>>>>

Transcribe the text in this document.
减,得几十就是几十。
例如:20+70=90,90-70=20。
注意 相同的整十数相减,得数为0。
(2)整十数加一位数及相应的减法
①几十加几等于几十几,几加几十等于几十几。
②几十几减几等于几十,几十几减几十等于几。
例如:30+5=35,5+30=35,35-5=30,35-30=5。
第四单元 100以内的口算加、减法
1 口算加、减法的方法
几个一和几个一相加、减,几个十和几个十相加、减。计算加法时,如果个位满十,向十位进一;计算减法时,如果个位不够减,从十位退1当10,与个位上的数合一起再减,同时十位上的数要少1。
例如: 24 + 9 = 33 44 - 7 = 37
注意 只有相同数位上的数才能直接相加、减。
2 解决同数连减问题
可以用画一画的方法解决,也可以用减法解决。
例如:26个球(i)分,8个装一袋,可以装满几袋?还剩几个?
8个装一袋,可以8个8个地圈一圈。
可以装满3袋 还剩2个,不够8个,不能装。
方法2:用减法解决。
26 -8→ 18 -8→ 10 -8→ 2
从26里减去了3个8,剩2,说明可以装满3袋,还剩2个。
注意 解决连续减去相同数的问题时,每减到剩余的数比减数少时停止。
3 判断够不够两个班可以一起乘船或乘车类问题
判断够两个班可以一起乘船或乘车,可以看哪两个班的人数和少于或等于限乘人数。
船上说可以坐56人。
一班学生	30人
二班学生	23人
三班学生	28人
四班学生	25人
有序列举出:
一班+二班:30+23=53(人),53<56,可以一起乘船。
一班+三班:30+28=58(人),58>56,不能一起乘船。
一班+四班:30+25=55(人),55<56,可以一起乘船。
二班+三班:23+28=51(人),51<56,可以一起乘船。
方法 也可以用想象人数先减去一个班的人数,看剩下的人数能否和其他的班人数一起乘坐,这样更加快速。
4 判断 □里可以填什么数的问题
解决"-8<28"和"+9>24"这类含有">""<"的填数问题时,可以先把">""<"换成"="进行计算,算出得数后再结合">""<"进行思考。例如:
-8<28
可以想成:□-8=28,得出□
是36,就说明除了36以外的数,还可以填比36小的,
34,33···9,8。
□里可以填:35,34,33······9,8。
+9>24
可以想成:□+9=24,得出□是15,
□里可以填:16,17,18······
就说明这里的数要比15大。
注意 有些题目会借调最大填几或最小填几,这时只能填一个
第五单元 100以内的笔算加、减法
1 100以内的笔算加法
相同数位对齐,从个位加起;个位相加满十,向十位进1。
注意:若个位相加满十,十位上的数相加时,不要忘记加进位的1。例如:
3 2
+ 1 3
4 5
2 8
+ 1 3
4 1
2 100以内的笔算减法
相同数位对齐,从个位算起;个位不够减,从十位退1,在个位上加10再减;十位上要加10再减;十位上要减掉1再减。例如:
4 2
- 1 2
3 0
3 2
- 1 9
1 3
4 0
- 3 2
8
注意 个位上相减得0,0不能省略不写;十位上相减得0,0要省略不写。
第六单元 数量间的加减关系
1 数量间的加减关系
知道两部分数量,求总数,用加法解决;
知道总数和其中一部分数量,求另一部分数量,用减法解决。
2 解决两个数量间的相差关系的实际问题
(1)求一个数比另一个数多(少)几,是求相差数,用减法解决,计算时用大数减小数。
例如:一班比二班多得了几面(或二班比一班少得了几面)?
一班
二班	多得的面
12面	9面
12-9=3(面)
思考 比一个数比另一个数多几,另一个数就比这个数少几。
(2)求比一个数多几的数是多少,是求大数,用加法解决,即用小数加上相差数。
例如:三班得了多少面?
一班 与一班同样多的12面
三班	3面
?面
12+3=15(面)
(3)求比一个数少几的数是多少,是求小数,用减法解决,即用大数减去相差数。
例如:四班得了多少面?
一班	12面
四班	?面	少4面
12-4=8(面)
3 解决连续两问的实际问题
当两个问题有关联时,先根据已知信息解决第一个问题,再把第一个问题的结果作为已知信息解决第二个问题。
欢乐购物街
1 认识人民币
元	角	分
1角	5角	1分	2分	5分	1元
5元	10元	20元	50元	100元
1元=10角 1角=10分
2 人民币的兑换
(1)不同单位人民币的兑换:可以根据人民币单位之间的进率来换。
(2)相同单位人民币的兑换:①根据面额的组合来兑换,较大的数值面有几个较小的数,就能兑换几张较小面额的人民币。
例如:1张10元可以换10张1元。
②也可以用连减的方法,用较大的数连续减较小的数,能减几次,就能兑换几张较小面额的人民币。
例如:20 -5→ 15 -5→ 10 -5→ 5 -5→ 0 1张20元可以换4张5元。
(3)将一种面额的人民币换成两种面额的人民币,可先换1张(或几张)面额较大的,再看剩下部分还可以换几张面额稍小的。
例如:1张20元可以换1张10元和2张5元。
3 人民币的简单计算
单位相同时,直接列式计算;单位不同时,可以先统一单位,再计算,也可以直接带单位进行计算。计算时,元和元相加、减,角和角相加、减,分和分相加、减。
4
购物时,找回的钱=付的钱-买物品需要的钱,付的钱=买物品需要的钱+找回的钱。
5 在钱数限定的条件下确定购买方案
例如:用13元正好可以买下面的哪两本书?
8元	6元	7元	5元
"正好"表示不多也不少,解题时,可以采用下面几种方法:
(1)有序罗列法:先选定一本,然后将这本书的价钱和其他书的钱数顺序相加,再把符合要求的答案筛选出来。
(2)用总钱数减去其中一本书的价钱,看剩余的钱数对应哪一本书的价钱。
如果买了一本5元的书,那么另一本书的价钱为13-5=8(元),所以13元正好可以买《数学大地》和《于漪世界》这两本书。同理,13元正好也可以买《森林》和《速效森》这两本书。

<<<<

[Directions] Of all the lines above, how many contain the word "用加法解决"? Give the number and nothing else.

[Reply] 2